# Start of MATERIAL SUPPLIED

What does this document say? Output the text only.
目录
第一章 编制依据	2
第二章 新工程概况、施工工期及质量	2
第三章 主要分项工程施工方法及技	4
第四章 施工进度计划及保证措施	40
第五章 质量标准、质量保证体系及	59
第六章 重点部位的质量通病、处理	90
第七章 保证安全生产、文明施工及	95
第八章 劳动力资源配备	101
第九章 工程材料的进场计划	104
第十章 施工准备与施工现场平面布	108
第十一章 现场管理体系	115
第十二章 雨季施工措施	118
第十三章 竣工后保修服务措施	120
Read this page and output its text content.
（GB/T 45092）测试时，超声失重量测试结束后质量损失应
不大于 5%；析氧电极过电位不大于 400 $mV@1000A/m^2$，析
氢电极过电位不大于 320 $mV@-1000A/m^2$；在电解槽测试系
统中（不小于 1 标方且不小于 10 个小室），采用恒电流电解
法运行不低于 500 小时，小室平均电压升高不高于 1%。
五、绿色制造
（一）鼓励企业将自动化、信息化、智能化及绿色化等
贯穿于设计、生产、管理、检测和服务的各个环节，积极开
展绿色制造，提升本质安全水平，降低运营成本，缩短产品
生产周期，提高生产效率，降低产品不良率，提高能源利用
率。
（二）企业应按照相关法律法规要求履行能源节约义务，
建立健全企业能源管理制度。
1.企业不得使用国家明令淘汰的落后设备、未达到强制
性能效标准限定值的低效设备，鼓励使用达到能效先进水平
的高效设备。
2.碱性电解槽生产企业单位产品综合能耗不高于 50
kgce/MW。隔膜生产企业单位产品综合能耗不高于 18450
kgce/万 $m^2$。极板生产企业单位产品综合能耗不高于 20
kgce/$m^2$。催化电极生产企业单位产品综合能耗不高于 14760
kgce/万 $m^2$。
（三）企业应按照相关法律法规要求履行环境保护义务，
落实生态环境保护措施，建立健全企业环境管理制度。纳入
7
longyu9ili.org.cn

# End of MATERIAL SUPPLIED

Could you give again exactly the lines from the line containing "Read this page and output its text content." through the final line of the data above, and no others?

Read this page and output its text content.
（GB/T 45092）测试时，超声失重量测试结束后质量损失应
不大于 5%；析氧电极过电位不大于 400 $mV@1000A/m^2$，析
氢电极过电位不大于 320 $mV@-1000A/m^2$；在电解槽测试系
统中（不小于 1 标方且不小于 10 个小室），采用恒电流电解
法运行不低于 500 小时，小室平均电压升高不高于 1%。
五、绿色制造
（一）鼓励企业将自动化、信息化、智能化及绿色化等
贯穿于设计、生产、管理、检测和服务的各个环节，积极开
展绿色制造，提升本质安全水平，降低运营成本，缩短产品
生产周期，提高生产效率，降低产品不良率，提高能源利用
率。
（二）企业应按照相关法律法规要求履行能源节约义务，
建立健全企业能源管理制度。
1.企业不得使用国家明令淘汰的落后设备、未达到强制
性能效标准限定值的低效设备，鼓励使用达到能效先进水平
的高效设备。
2.碱性电解槽生产企业单位产品综合能耗不高于 50
kgce/MW。隔膜生产企业单位产品综合能耗不高于 18450
kgce/万 $m^2$。极板生产企业单位产品综合能耗不高于 20
kgce/$m^2$。催化电极生产企业单位产品综合能耗不高于 14760
kgce/万 $m^2$。
（三）企业应按照相关法律法规要求履行环境保护义务，
落实生态环境保护措施，建立健全企业环境管理制度。纳入
7
longyu9ili.org.cn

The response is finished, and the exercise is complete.